++++ Given information ++++
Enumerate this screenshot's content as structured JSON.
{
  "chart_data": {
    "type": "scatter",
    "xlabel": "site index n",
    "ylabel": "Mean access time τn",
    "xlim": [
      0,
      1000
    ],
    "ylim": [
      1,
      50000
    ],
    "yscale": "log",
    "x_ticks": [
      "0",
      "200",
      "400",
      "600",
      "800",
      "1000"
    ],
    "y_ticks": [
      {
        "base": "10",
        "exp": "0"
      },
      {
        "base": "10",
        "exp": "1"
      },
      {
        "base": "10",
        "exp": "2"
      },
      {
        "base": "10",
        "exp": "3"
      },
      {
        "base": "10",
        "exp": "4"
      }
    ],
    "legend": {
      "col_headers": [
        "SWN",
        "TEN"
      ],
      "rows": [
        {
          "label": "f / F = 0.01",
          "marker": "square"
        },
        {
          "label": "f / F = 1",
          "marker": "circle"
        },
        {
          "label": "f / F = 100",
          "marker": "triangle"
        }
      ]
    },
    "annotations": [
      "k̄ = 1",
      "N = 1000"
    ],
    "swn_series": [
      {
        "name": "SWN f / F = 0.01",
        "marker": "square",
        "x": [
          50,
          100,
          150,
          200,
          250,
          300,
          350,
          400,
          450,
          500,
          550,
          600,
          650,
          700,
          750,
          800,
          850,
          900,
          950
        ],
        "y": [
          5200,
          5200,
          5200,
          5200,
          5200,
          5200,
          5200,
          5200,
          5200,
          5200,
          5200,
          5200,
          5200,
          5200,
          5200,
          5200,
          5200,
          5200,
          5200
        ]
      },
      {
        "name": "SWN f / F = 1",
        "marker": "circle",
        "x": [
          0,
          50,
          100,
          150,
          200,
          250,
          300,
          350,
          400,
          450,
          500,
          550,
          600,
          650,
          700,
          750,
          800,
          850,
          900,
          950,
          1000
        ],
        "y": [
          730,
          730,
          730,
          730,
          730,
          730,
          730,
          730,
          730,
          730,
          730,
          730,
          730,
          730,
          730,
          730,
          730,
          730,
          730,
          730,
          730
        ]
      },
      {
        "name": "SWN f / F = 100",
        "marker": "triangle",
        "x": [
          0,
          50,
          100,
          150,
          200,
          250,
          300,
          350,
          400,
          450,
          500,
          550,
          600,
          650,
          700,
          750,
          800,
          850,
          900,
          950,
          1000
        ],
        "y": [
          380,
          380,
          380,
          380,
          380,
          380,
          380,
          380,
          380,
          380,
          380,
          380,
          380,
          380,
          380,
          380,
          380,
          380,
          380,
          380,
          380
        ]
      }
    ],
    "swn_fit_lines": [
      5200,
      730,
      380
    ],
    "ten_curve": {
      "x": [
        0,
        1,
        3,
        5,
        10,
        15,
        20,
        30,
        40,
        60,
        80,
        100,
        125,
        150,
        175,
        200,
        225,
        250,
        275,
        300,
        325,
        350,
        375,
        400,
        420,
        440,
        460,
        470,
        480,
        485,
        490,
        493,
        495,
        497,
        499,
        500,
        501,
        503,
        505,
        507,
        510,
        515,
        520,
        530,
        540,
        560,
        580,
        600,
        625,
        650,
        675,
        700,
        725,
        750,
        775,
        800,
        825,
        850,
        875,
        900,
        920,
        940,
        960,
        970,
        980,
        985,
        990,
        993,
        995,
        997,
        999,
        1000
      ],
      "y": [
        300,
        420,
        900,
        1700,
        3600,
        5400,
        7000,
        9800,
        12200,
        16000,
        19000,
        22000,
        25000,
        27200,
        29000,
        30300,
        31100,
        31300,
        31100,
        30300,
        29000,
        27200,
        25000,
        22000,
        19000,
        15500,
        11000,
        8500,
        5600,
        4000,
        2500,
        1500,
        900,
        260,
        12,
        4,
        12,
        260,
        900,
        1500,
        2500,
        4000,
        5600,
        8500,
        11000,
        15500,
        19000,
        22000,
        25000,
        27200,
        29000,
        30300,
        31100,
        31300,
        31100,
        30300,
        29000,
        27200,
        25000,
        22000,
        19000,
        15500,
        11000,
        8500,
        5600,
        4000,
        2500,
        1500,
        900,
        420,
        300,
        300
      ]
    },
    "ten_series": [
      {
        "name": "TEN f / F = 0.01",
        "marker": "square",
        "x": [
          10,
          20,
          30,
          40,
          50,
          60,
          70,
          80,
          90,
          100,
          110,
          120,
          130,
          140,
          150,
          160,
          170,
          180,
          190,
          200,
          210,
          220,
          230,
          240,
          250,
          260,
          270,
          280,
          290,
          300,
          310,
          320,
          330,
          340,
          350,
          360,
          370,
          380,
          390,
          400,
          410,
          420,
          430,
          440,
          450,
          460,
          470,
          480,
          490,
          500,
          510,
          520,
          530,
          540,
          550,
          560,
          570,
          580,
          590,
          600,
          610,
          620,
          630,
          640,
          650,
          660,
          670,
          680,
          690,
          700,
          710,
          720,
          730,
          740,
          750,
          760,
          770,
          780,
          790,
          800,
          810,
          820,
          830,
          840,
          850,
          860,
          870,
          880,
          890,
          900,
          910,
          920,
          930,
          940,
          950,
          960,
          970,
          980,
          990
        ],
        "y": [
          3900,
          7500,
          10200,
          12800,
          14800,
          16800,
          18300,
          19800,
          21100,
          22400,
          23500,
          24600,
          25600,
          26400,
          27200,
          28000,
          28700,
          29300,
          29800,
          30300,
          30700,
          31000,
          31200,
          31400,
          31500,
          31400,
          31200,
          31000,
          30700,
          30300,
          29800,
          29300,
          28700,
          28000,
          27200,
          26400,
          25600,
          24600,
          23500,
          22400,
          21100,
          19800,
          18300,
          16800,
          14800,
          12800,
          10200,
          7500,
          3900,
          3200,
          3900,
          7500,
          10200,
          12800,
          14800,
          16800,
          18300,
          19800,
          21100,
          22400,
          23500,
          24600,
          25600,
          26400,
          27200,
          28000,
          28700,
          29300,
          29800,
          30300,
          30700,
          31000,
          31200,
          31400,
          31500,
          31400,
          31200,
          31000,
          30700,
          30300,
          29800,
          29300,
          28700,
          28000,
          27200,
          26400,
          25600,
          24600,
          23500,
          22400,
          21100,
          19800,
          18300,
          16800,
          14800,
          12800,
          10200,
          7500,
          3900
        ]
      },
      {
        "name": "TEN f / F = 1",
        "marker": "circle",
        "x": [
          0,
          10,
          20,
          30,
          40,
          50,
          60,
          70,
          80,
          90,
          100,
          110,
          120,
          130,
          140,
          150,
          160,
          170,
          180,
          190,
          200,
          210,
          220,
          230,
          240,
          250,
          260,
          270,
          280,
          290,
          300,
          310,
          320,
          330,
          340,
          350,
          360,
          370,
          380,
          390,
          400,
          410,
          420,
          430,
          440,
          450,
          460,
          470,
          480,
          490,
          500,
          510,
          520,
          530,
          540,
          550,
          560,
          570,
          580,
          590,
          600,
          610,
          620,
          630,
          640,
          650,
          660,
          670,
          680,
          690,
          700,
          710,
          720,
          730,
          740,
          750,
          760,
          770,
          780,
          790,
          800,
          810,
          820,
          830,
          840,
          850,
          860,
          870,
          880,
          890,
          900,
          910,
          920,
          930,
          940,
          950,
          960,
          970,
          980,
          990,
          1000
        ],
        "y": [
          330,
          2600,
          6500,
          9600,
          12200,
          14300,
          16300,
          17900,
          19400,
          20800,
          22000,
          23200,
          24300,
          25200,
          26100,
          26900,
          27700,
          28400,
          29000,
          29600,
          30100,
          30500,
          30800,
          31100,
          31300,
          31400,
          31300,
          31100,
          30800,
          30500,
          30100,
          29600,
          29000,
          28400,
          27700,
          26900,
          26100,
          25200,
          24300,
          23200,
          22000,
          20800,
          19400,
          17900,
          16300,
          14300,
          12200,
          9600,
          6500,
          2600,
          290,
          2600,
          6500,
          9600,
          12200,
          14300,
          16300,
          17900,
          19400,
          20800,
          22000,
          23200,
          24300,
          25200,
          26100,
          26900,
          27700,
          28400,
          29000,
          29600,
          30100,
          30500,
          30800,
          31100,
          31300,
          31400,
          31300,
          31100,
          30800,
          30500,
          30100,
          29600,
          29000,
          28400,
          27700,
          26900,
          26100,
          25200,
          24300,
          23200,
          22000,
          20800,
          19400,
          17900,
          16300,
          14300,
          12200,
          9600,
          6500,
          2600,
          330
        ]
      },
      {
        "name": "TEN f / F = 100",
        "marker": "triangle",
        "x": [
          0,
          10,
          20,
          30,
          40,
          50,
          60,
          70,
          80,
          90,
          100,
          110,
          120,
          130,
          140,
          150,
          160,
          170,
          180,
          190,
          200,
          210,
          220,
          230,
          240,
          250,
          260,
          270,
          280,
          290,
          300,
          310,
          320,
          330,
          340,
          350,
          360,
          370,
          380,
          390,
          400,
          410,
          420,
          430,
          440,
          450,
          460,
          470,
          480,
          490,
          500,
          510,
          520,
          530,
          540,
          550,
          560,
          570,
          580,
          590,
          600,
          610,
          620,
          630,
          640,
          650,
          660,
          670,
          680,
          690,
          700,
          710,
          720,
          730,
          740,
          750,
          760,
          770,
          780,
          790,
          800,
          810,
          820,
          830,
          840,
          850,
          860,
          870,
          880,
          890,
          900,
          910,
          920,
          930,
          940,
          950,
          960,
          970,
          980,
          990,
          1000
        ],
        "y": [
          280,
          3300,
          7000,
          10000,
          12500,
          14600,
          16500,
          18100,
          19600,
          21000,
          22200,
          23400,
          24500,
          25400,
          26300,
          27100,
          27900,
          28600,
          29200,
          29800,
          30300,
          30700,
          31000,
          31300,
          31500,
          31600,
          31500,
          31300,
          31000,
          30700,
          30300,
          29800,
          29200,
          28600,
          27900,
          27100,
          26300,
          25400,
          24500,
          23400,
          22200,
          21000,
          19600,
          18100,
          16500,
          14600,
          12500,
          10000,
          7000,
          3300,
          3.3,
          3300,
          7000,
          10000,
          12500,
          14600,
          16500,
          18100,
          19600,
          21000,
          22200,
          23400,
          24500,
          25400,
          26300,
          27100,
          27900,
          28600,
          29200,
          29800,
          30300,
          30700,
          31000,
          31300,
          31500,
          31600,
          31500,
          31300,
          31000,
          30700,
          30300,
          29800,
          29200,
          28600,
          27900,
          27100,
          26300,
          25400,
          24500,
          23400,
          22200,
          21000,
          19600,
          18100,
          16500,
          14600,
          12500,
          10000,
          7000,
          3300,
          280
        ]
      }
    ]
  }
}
++++
• The exercise
Copy out every line of the data that includes the word "name".

• Output for this task
        "name": "SWN f / F = 0.01",
        "name": "SWN f / F = 1",
        "name": "SWN f / F = 100",
        "name": "TEN f / F = 0.01",
        "name": "TEN f / F = 1",
        "name": "TEN f / F = 100",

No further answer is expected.